Saved entries
[BEGIN]

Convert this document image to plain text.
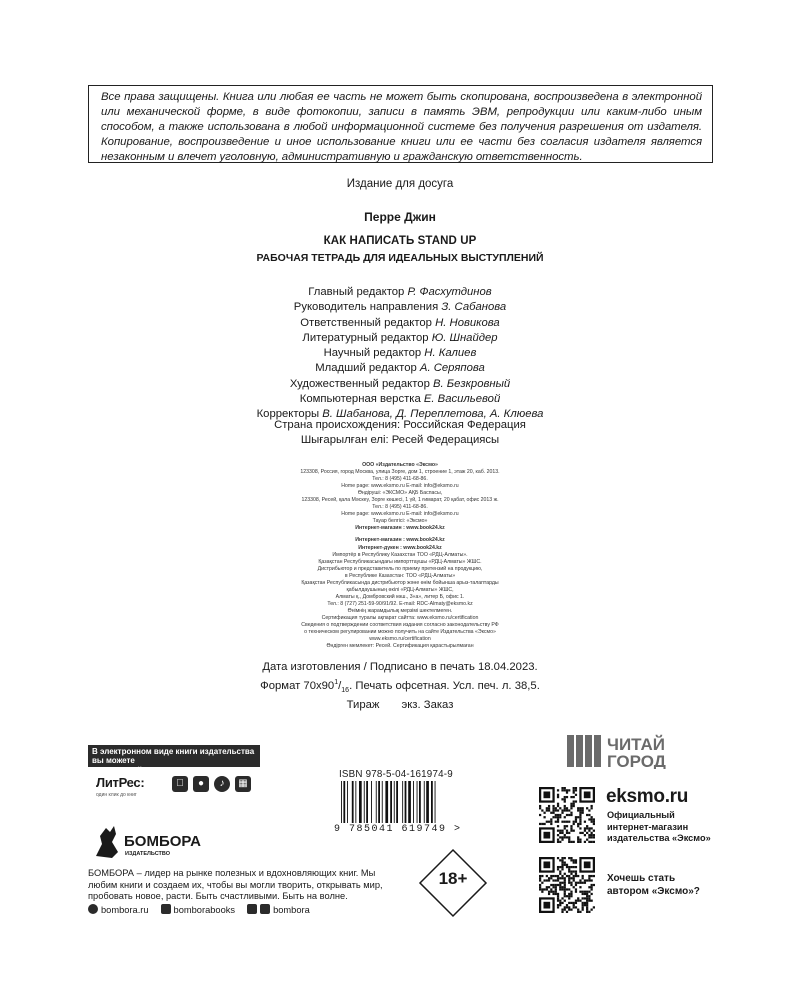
Все права защищены. Книга или любая ее часть не может быть скопирована, воспроизведена в электронной или механической форме, в виде фотокопии, записи в память ЭВМ, репродукции или каким-либо иным способом, а также использована в любой информационной системе без получения разрешения от издателя. Копирование, воспроизведение и иное использование книги или ее части без согласия издателя является незаконным и влечет уголовную, административную и гражданскую ответственность.
Издание для досуга
Перре Джин
КАК НАПИСАТЬ STAND UP
РАБОЧАЯ ТЕТРАДЬ ДЛЯ ИДЕАЛЬНЫХ ВЫСТУПЛЕНИЙ
Главный редактор Р. Фасхутдинов
Руководитель направления З. Сабанова
Ответственный редактор Н. Новикова
Литературный редактор Ю. Шнайдер
Научный редактор Н. Калиев
Младший редактор А. Серяпова
Художественный редактор В. Безкровный
Компьютерная верстка Е. Васильевой
Корректоры В. Шабанова, Д. Переплетова, А. Клюева
Страна происхождения: Российская Федерация
Шығарылған елі: Ресей Федерациясы
ООО «Издательство «Эксмо»
123308, Россия, город Москва, улица Зорге, дом 1, строение 1, этаж 20, каб. 2013.
Тел.: 8 (495) 411-68-86.
Home page: www.eksmo.ru E-mail: info@eksmo.ru
Өндіруші: «ЭКСМО» АҚБ Баспасы,
123308, Ресей, қала Мәскеу, Зорге көшесі, 1 үй, 1 ғимарат, 20 қабат, офис 2013 ж.
Тел.: 8 (495) 411-68-86.
Home page: www.eksmo.ru E-mail: info@eksmo.ru
Тауар белгісі: «Эксмо»
Интернет-магазин : www.book24.kz
Интернет-магазин : www.book24.kz
Интернет-дүкен : www.book24.kz
Импортёр в Республику Казахстан ТОО «РДЦ-Алматы».
Қазақстан Республикасындағы импорттаушы «РДЦ-Алматы» ЖШС.
Дистрибьютор и представитель по приему претензий на продукцию,
в Республике Казахстан: ТОО «РДЦ-Алматы»
Қазақстан Республикасында дистрибьютор және өнім бойынша арыз-талаптарды
қабылдаушының өкілі «РДЦ-Алматы» ЖШС,
Алматы қ., Домбровский көш., 3«а», литер Б, офис 1.
Тел.: 8 (727) 251-59-90/91/92. E-mail: RDC-Almaty@eksmo.kz
Өнімнің жарамдылық мерзімі шектелмеген.
Сертификация туралы ақпарат сайтта: www.eksmo.ru/certification
Сведения о подтверждении соответствия издания согласно законодательству РФ
о техническом регулировании можно получить на сайте Издательства «Эксмо»
www.eksmo.ru/certification
Өндірген мемлекет: Ресей. Сертификация қарастырылмаған
Дата изготовления / Подписано в печать 18.04.2023.
Формат $70x90^1/_{16}$. Печать офсетная. Усл. печ. л. 38,5.
Тираж экз. Заказ
В электронном виде книги издательства вы можете
купить на www.litres.ru
ЛитРес:
один клик до книг
●	♪	▦
БОМБОРА
ИЗДАТЕЛЬСТВО
БОМБОРА – лидер на рынке полезных и вдохновляющих книг. Мы любим книги и создаем их, чтобы вы могли творить, открывать мир, пробовать новое, расти. Быть счастливыми. Быть на волне.
bombora.ru	bomborabooks	bombora
ISBN 978-5-04-161974-9
9 785041 619749 >
18+
ЧИТАЙ
ГОРОД
eksmo.ru
Официальный
интернет-магазин
издательства «Эксмо»
Хочешь стать
автором «Эксмо»?
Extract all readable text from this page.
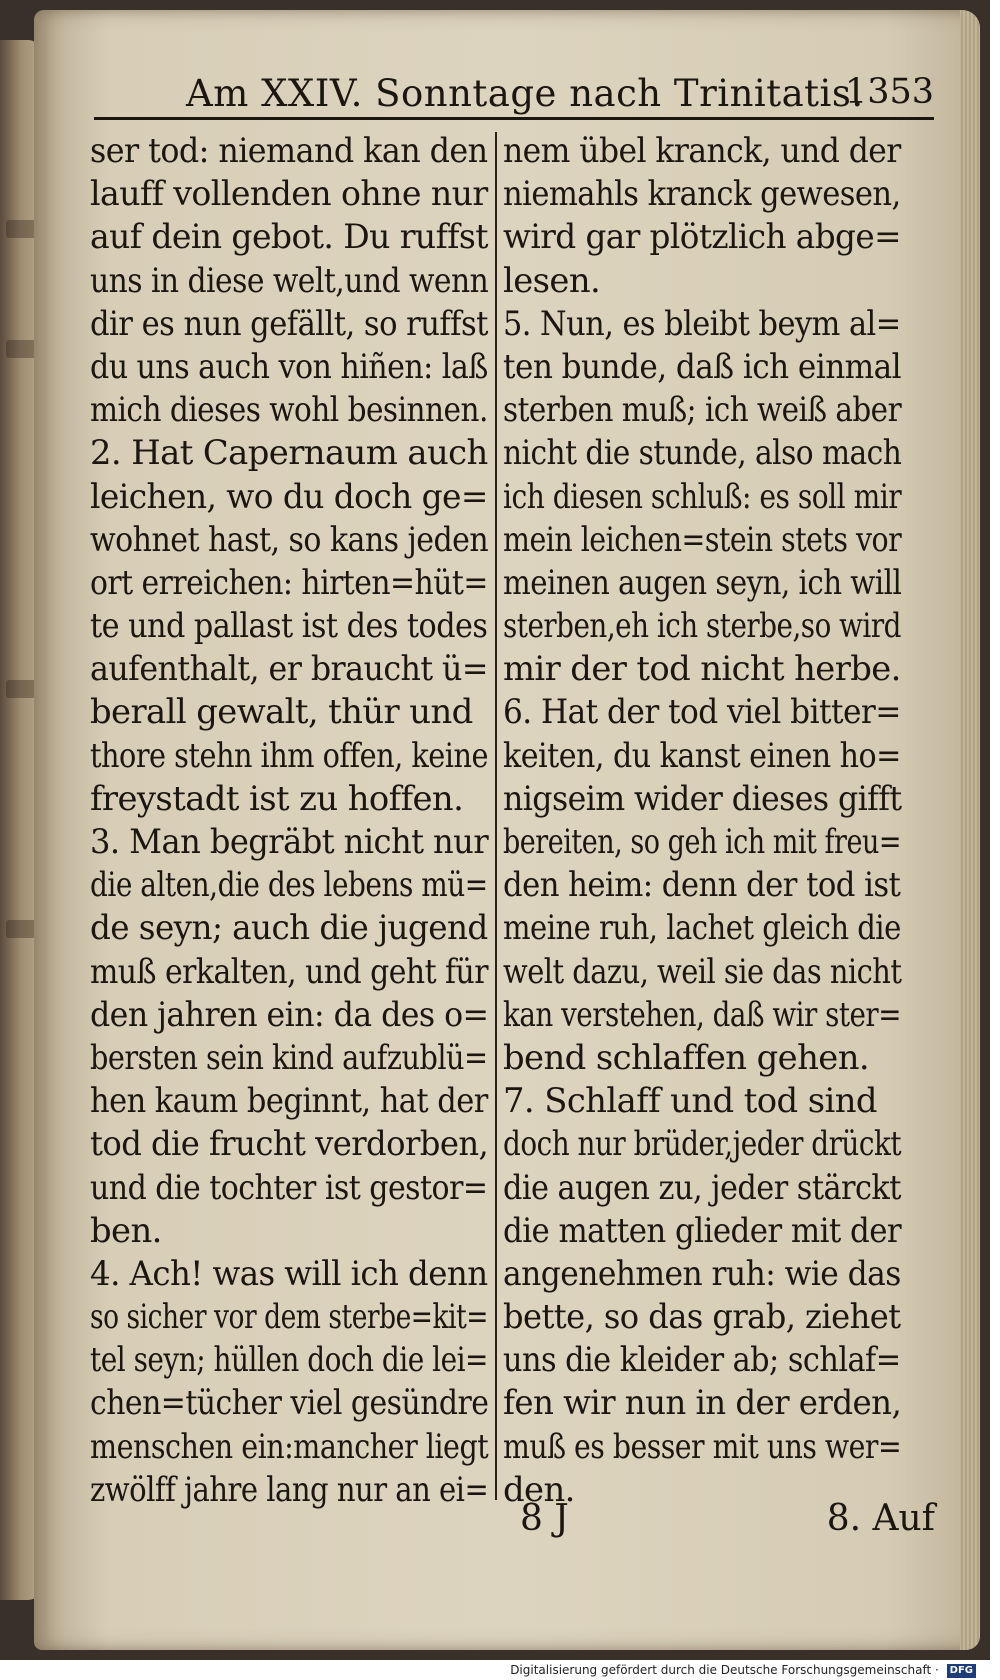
Am XXIV. Sonntage nach Trinitatis.
1353
ser tod: niemand kan den
lauff vollenden ohne nur
auf dein gebot. Du ruffst
uns in diese welt,und wenn
dir es nun gefällt, so ruffst
du uns auch von hiñen: laß
mich dieses wohl besinnen.
2. Hat Capernaum auch
leichen, wo du doch ge=
wohnet hast, so kans jeden
ort erreichen: hirten=hüt=
te und pallast ist des todes
aufenthalt, er braucht ü=
berall gewalt, thür und
thore stehn ihm offen, keine
freystadt ist zu hoffen.
3. Man begräbt nicht nur
die alten,die des lebens mü=
de seyn; auch die jugend
muß erkalten, und geht für
den jahren ein: da des o=
bersten sein kind aufzublü=
hen kaum beginnt, hat der
tod die frucht verdorben,
und die tochter ist gestor=
ben.
4. Ach! was will ich denn
so sicher vor dem sterbe=kit=
tel seyn; hüllen doch die lei=
chen=tücher viel gesündre
menschen ein:mancher liegt
zwölff jahre lang nur an ei=
nem übel kranck, und der
niemahls kranck gewesen,
wird gar plötzlich abge=
lesen.
5. Nun, es bleibt beym al=
ten bunde, daß ich einmal
sterben muß; ich weiß aber
nicht die stunde, also mach
ich diesen schluß: es soll mir
mein leichen=stein stets vor
meinen augen seyn, ich will
sterben,eh ich sterbe,so wird
mir der tod nicht herbe.
6. Hat der tod viel bitter=
keiten, du kanst einen ho=
nigseim wider dieses gifft
bereiten, so geh ich mit freu=
den heim: denn der tod ist
meine ruh, lachet gleich die
welt dazu, weil sie das nicht
kan verstehen, daß wir ster=
bend schlaffen gehen.
7. Schlaff und tod sind
doch nur brüder,jeder drückt
die augen zu, jeder stärckt
die matten glieder mit der
angenehmen ruh: wie das
bette, so das grab, ziehet
uns die kleider ab; schlaf=
fen wir nun in der erden,
muß es besser mit uns wer=
den.
8 J	8. Auf
Digitalisierung gefördert durch die Deutsche Forschungsgemeinschaft · DFG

[END]

The request:
In the entries above, find each line with the word "eksmo" and copy it.

Task answer:
Home page: www.eksmo.ru E-mail: info@eksmo.ru
Home page: www.eksmo.ru E-mail: info@eksmo.ru
Тел.: 8 (727) 251-59-90/91/92. E-mail: RDC-Almaty@eksmo.kz
Сертификация туралы ақпарат сайтта: www.eksmo.ru/certification
www.eksmo.ru/certification
eksmo.ru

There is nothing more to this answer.